Task requirements -> Read through the data and report every line in which the word "레지아노" occurs.

Dataset rows ->
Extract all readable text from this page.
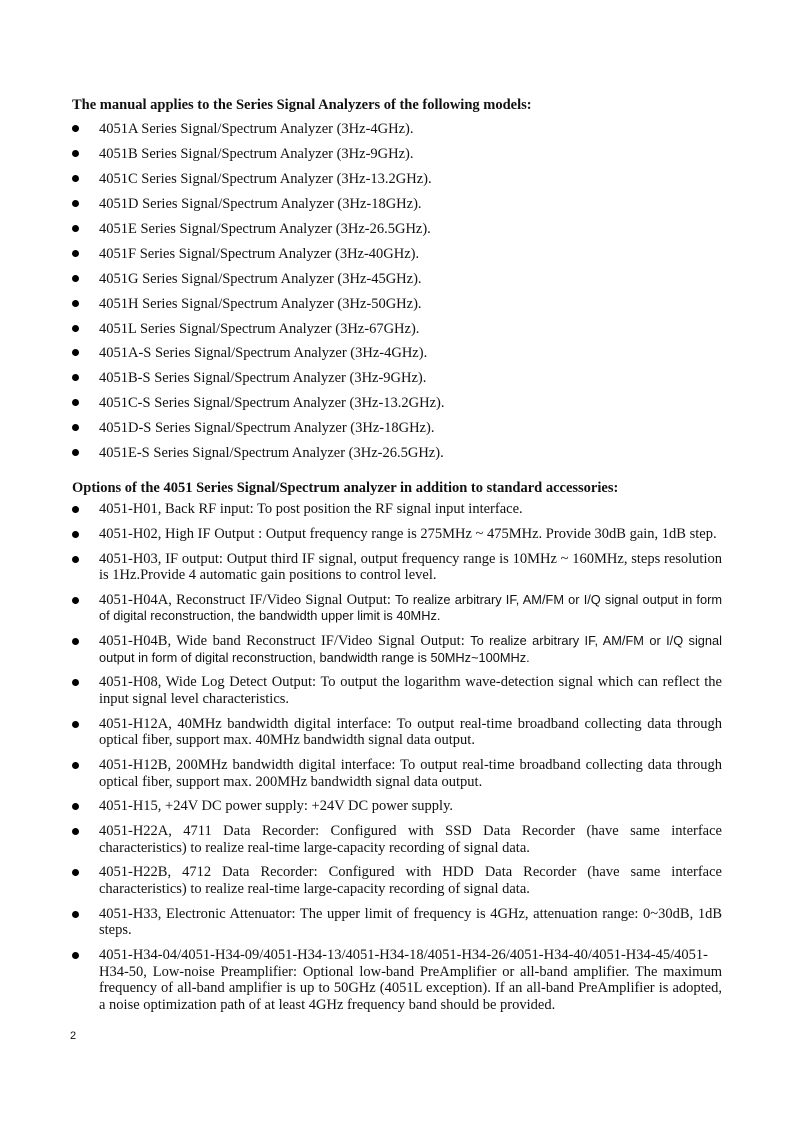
The manual applies to the Series Signal Analyzers of the following models:
4051A Series Signal/Spectrum Analyzer (3Hz-4GHz).
4051B Series Signal/Spectrum Analyzer (3Hz-9GHz).
4051C Series Signal/Spectrum Analyzer (3Hz-13.2GHz).
4051D Series Signal/Spectrum Analyzer (3Hz-18GHz).
4051E Series Signal/Spectrum Analyzer (3Hz-26.5GHz).
4051F Series Signal/Spectrum Analyzer (3Hz-40GHz).
4051G Series Signal/Spectrum Analyzer (3Hz-45GHz).
4051H Series Signal/Spectrum Analyzer (3Hz-50GHz).
4051L Series Signal/Spectrum Analyzer (3Hz-67GHz).
4051A-S Series Signal/Spectrum Analyzer (3Hz-4GHz).
4051B-S Series Signal/Spectrum Analyzer (3Hz-9GHz).
4051C-S Series Signal/Spectrum Analyzer (3Hz-13.2GHz).
4051D-S Series Signal/Spectrum Analyzer (3Hz-18GHz).
4051E-S Series Signal/Spectrum Analyzer (3Hz-26.5GHz).
Options of the 4051 Series Signal/Spectrum analyzer in addition to standard accessories:
4051-H01, Back RF input: To post position the RF signal input interface.
4051-H02, High IF Output : Output frequency range is 275MHz ~ 475MHz. Provide 30dB gain, 1dB step.
4051-H03, IF output: Output third IF signal, output frequency range is 10MHz ~ 160MHz, steps resolution is 1Hz.Provide 4 automatic gain positions to control level.
4051-H04A, Reconstruct IF/Video Signal Output: To realize arbitrary IF, AM/FM or I/Q signal output in form of digital reconstruction, the bandwidth upper limit is 40MHz.
4051-H04B, Wide band Reconstruct IF/Video Signal Output: To realize arbitrary IF, AM/FM or I/Q signal output in form of digital reconstruction, bandwidth range is 50MHz~100MHz.
4051-H08, Wide Log Detect Output: To output the logarithm wave-detection signal which can reflect the input signal level characteristics.
4051-H12A, 40MHz bandwidth digital interface: To output real-time broadband collecting data through optical fiber, support max. 40MHz bandwidth signal data output.
4051-H12B, 200MHz bandwidth digital interface: To output real-time broadband collecting data through optical fiber, support max. 200MHz bandwidth signal data output.
4051-H15, +24V DC power supply: +24V DC power supply.
4051-H22A, 4711 Data Recorder: Configured with SSD Data Recorder (have same interface characteristics) to realize real-time large-capacity recording of signal data.
4051-H22B, 4712 Data Recorder: Configured with HDD Data Recorder (have same interface characteristics) to realize real-time large-capacity recording of signal data.
4051-H33, Electronic Attenuator: The upper limit of frequency is 4GHz, attenuation range: 0~30dB, 1dB steps.
4051-H34-04/4051-H34-09/4051-H34-13/4051-H34-18/4051-H34-26/4051-H34-40/4051-H34-45/4051-H34-50, Low-noise Preamplifier: Optional low-band PreAmplifier or all-band amplifier. The maximum frequency of all-band amplifier is up to 50GHz (4051L exception). If an all-band PreAmplifier is adopted, a noise optimization path of at least 4GHz frequency band should be provided.
2
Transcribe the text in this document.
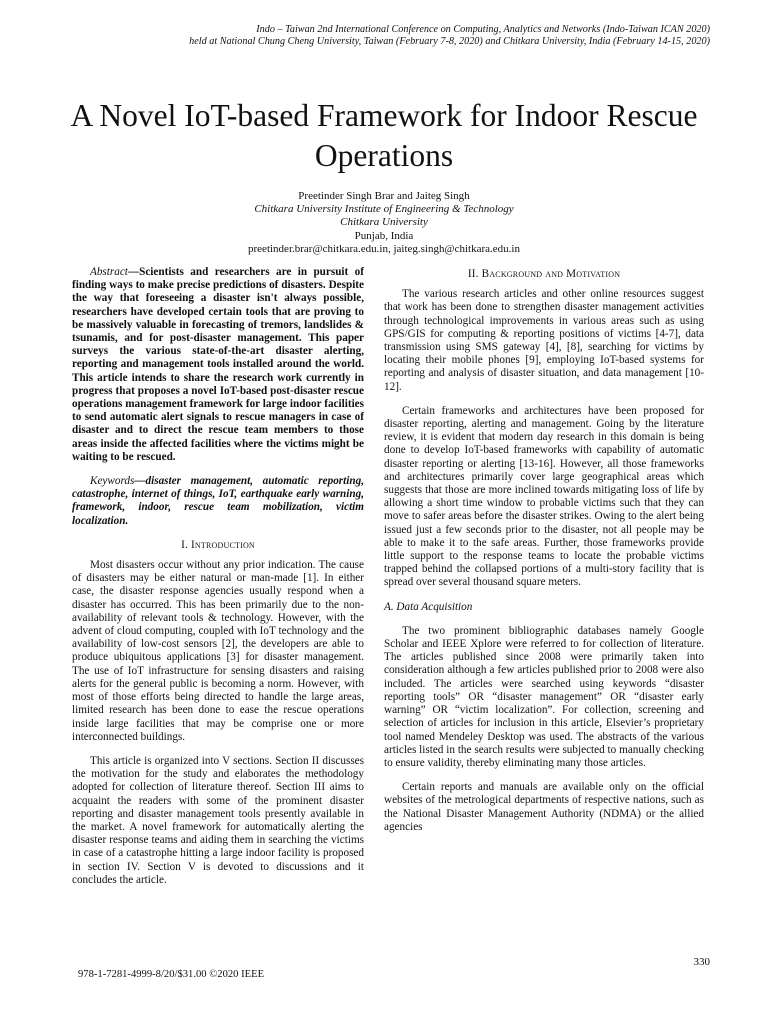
Indo – Taiwan 2nd International Conference on Computing, Analytics and Networks (Indo-Taiwan ICAN 2020)
held at National Chung Cheng University, Taiwan (February 7-8, 2020) and Chitkara University, India (February 14-15, 2020)
A Novel IoT-based Framework for Indoor Rescue Operations
Preetinder Singh Brar and Jaiteg Singh
Chitkara University Institute of Engineering & Technology
Chitkara University
Punjab, India
preetinder.brar@chitkara.edu.in, jaiteg.singh@chitkara.edu.in

Abstract—Scientists and researchers are in pursuit of finding ways to make precise predictions of disasters. Despite the way that foreseeing a disaster isn't always possible, researchers have developed certain tools that are proving to be massively valuable in forecasting of tremors, landslides & tsunamis, and for post-disaster management. This paper surveys the various state-of-the-art disaster alerting, reporting and management tools installed around the world. This article intends to share the research work currently in progress that proposes a novel IoT-based post-disaster rescue operations management framework for large indoor facilities to send automatic alert signals to rescue managers in case of disaster and to direct the rescue team members to those areas inside the affected facilities where the victims might be waiting to be rescued.

Keywords—disaster management, automatic reporting, catastrophe, internet of things, IoT, earthquake early warning, framework, indoor, rescue team mobilization, victim localization.

I. Introduction

Most disasters occur without any prior indication. The cause of disasters may be either natural or man-made [1]. In either case, the disaster response agencies usually respond when a disaster has occurred. This has been primarily due to the non-availability of relevant tools & technology. However, with the advent of cloud computing, coupled with IoT technology and the availability of low-cost sensors [2], the developers are able to produce ubiquitous applications [3] for disaster management. The use of IoT infrastructure for sensing disasters and raising alerts for the general public is becoming a norm. However, with most of those efforts being directed to handle the large areas, limited research has been done to ease the rescue operations inside large facilities that may be comprise one or more interconnected buildings.

This article is organized into V sections. Section II discusses the motivation for the study and elaborates the methodology adopted for collection of literature thereof. Section III aims to acquaint the readers with some of the prominent disaster reporting and disaster management tools presently available in the market. A novel framework for automatically alerting the disaster response teams and aiding them in searching the victims in case of a catastrophe hitting a large indoor facility is proposed in section IV. Section V is devoted to discussions and it concludes the article.

II. Background and Motivation

The various research articles and other online resources suggest that work has been done to strengthen disaster management activities through technological improvements in various areas such as using GPS/GIS for computing & reporting positions of victims [4-7], data transmission using SMS gateway [4], [8], searching for victims by locating their mobile phones [9], employing IoT-based systems for reporting and analysis of disaster situation, and data management [10-12].

Certain frameworks and architectures have been proposed for disaster reporting, alerting and management. Going by the literature review, it is evident that modern day research in this domain is being done to develop IoT-based frameworks with capability of automatic disaster reporting or alerting [13-16]. However, all those frameworks and architectures primarily cover large geographical areas which suggests that those are more inclined towards mitigating loss of life by allowing a short time window to probable victims such that they can move to safer areas before the disaster strikes. Owing to the alert being issued just a few seconds prior to the disaster, not all people may be able to make it to the safe areas. Further, those frameworks provide little support to the response teams to locate the probable victims trapped behind the collapsed portions of a multi-story facility that is spread over several thousand square meters.

A. Data Acquisition

The two prominent bibliographic databases namely Google Scholar and IEEE Xplore were referred to for collection of literature. The articles published since 2008 were primarily taken into consideration although a few articles published prior to 2008 were also included. The articles were searched using keywords “disaster reporting tools” OR “disaster management” OR “disaster early warning” OR “victim localization”. For collection, screening and selection of articles for inclusion in this article, Elsevier’s proprietary tool named Mendeley Desktop was used. The abstracts of the various articles listed in the search results were subjected to manually checking to ensure validity, thereby eliminating many those articles.

Certain reports and manuals are available only on the official websites of the metrological departments of respective nations, such as the National Disaster Management Authority (NDMA) or the allied agencies

978-1-7281-4999-8/20/$31.00 ©2020 IEEE
330
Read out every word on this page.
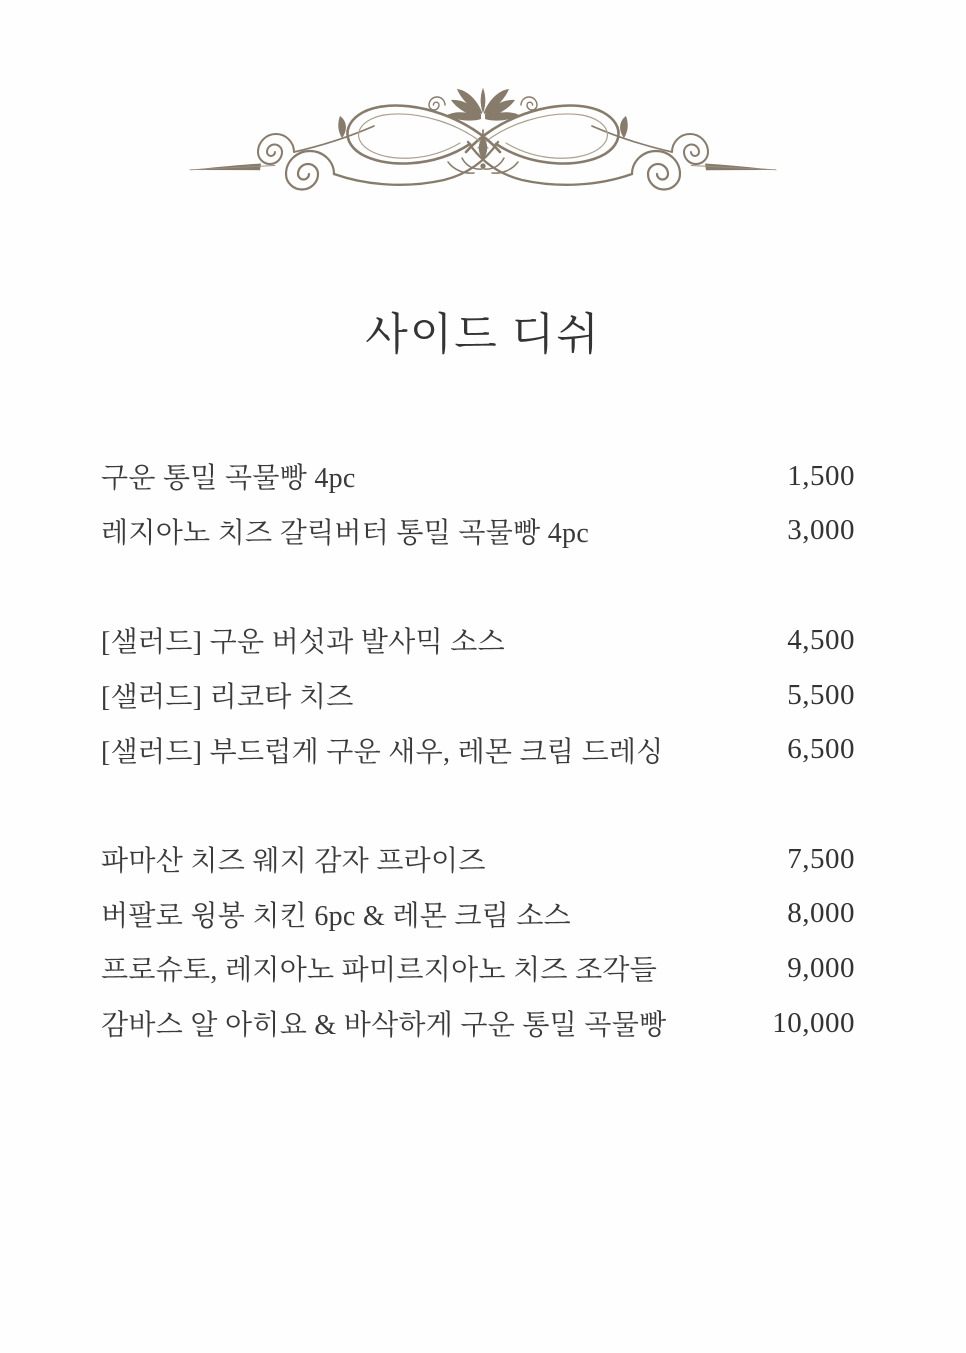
사이드 디쉬
구운 통밀 곡물빵 4pc	1,500
레지아노 치즈 갈릭버터 통밀 곡물빵 4pc	3,000
[샐러드] 구운 버섯과 발사믹 소스	4,500
[샐러드] 리코타 치즈	5,500
[샐러드] 부드럽게 구운 새우, 레몬 크림 드레싱	6,500
파마산 치즈 웨지 감자 프라이즈	7,500
버팔로 윙봉 치킨 6pc & 레몬 크림 소스	8,000
프로슈토, 레지아노 파미르지아노 치즈 조각들	9,000
감바스 알 아히요 & 바삭하게 구운 통밀 곡물빵	10,000
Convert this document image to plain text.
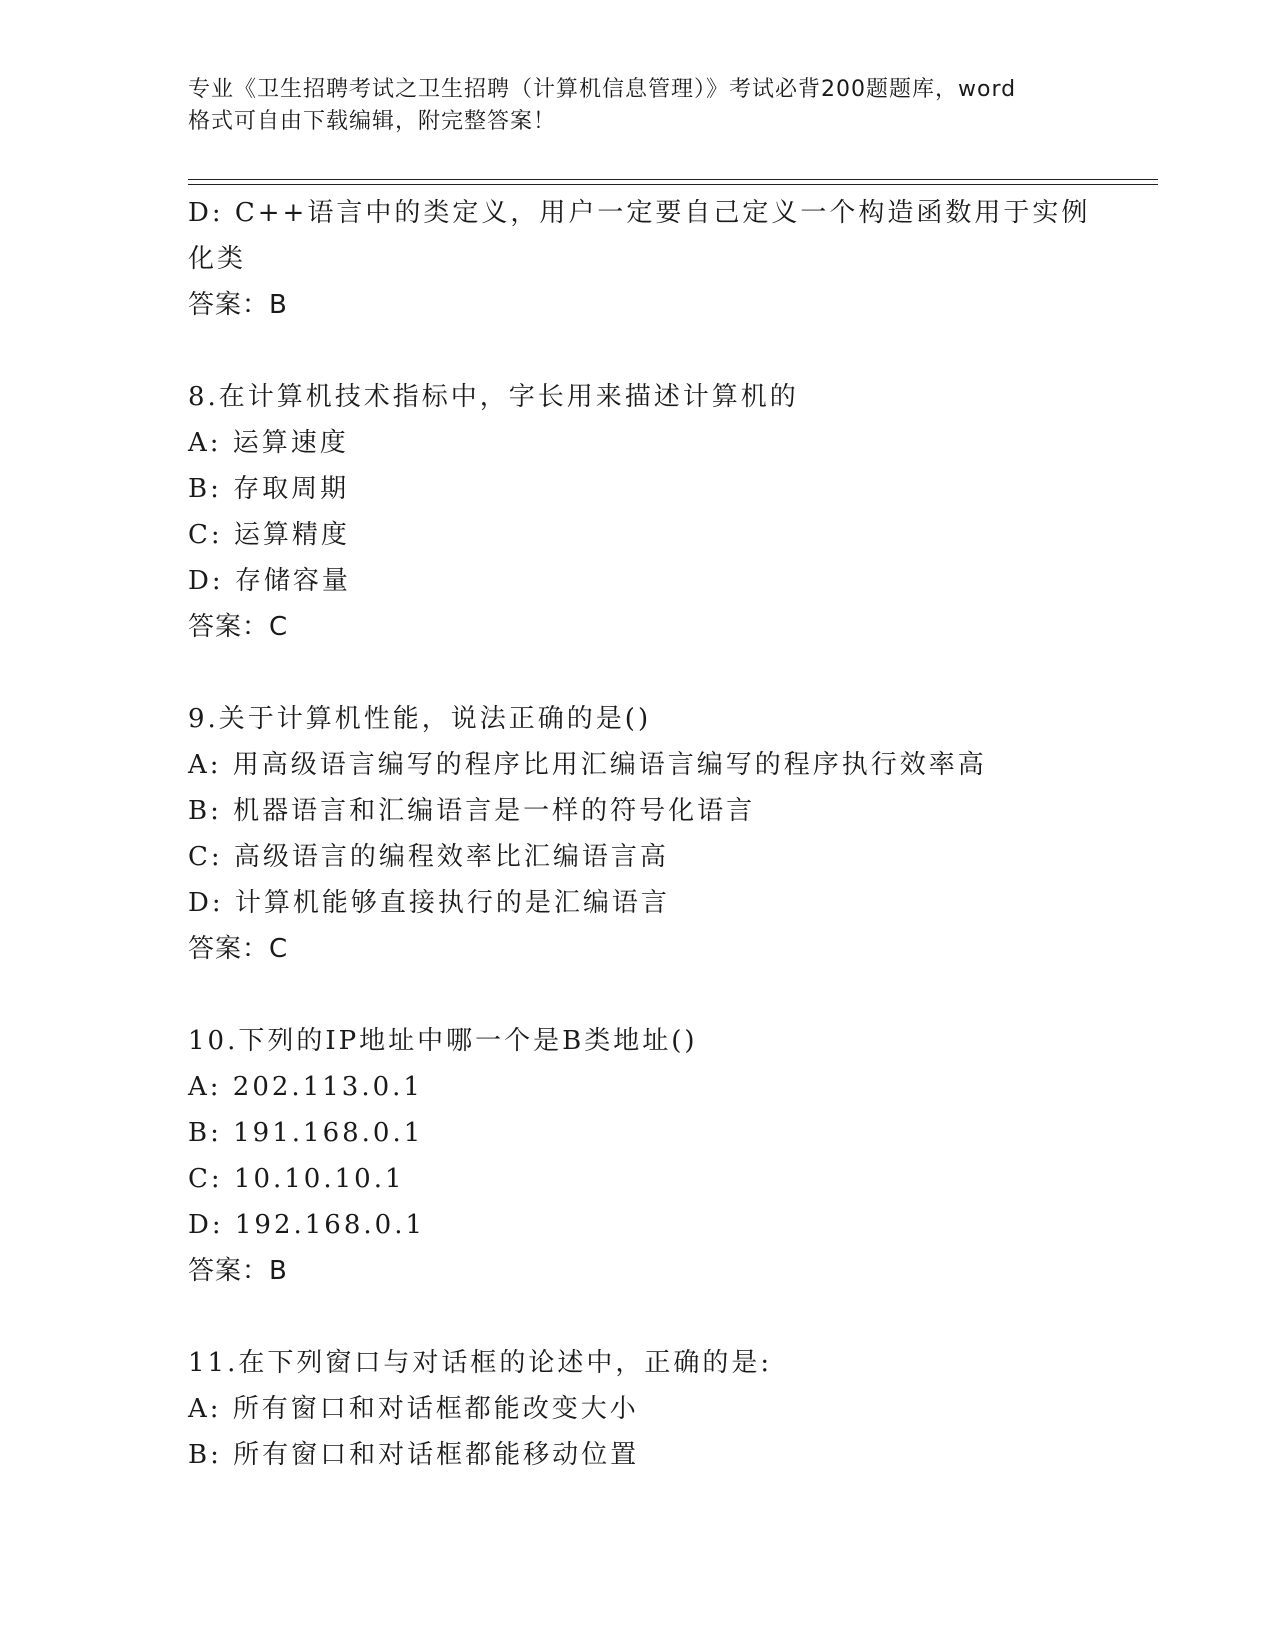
专业《卫生招聘考试之卫生招聘（计算机信息管理）》考试必背200题题库，word
格式可自由下载编辑，附完整答案！
D: C++语言中的类定义，用户一定要自己定义一个构造函数用于实例
化类
答案：B
8.在计算机技术指标中，字长用来描述计算机的
A: 运算速度
B: 存取周期
C: 运算精度
D: 存储容量
答案：C
9.关于计算机性能，说法正确的是()
A: 用高级语言编写的程序比用汇编语言编写的程序执行效率高
B: 机器语言和汇编语言是一样的符号化语言
C: 高级语言的编程效率比汇编语言高
D: 计算机能够直接执行的是汇编语言
答案：C
10.下列的IP地址中哪一个是B类地址()
A: 202.113.0.1
B: 191.168.0.1
C: 10.10.10.1
D: 192.168.0.1
答案：B
11.在下列窗口与对话框的论述中，正确的是:
A: 所有窗口和对话框都能改变大小
B: 所有窗口和对话框都能移动位置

Response to this task ->
레지아노 치즈 갈릭버터 통밀 곡물빵 4pc	3,000
프로슈토, 레지아노 파미르지아노 치즈 조각들	9,000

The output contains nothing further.